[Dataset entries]
★ ★ ★ ★ ★

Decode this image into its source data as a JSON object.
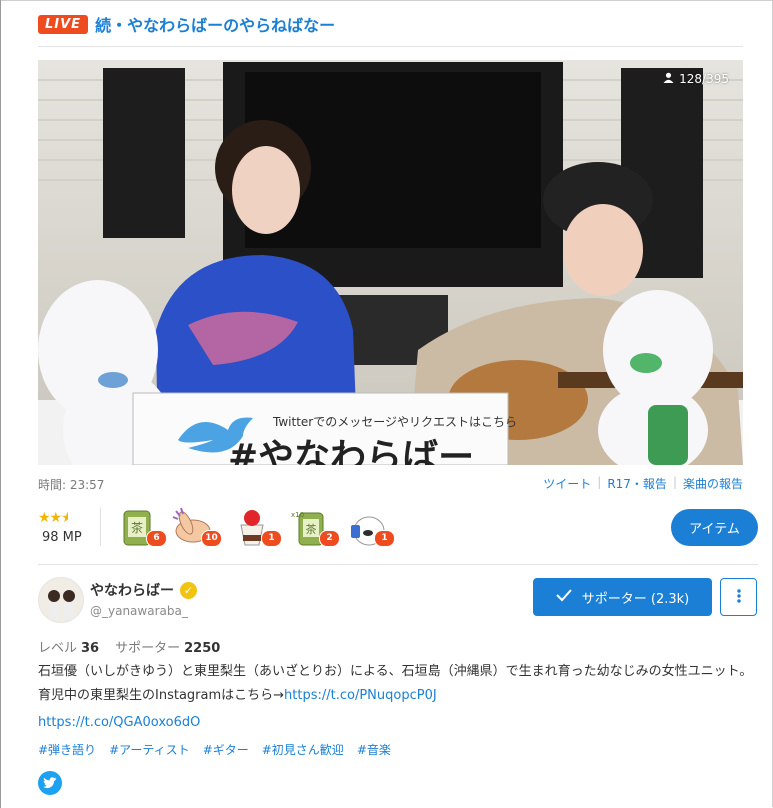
{
  "header": {
    "live_badge": "LIVE",
    "title": "続・やなわらばーのやらねばなー"
  },
  "player": {
    "viewers": "128/395",
    "viewers_icon": "person-icon",
    "board_text": "Twitterでのメッセージやリクエストはこちら",
    "board_hashtag": "#やなわらばー"
  },
  "meta": {
    "time_label": "時間: 23:57",
    "links": [
      "ツイート",
      "R17・報告",
      "楽曲の報告"
    ]
  },
  "rating": {
    "stars": 2.5,
    "mp": "98 MP"
  },
  "gifts": [
    {
      "icon": "tea-cup-icon",
      "count": "6"
    },
    {
      "icon": "clapping-hands-icon",
      "count": "10"
    },
    {
      "icon": "strawberry-parfait-icon",
      "count": "1"
    },
    {
      "icon": "tea-cup-x10-icon",
      "count": "2"
    },
    {
      "icon": "mascot-bird-icon",
      "count": "1"
    }
  ],
  "item_button": "アイテム",
  "user": {
    "name": "やなわらばー",
    "handle": "@_yanawaraba_",
    "supporter_button": "サポーター (2.3k)",
    "level_label": "レベル",
    "level": "36",
    "supporters_label": "サポーター",
    "supporters": "2250"
  },
  "description": {
    "text": "石垣優（いしがきゆう）と東里梨生（あいざとりお）による、石垣島（沖縄県）で生まれ育った幼なじみの女性ユニット。 育児中の東里梨生のInstagramはこちら→",
    "link": "https://t.co/PNuqopcP0J",
    "link2": "https://t.co/QGA0oxo6dO"
  },
  "tags": [
    "#弾き語り",
    "#アーティスト",
    "#ギター",
    "#初見さん歓迎",
    "#音楽"
  ],
  "colors": {
    "accent": "#1b7fd6",
    "live": "#ee4c1e",
    "star": "#f4b400",
    "badge": "#ee4c1e"
  }
}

★ ★ ★ ★ ★

Problem to work on:
Copy every single line of the material above that holds "count".

Complete output:
      "count": "6"
      "count": "10"
      "count": "1"
      "count": "2"
      "count": "1"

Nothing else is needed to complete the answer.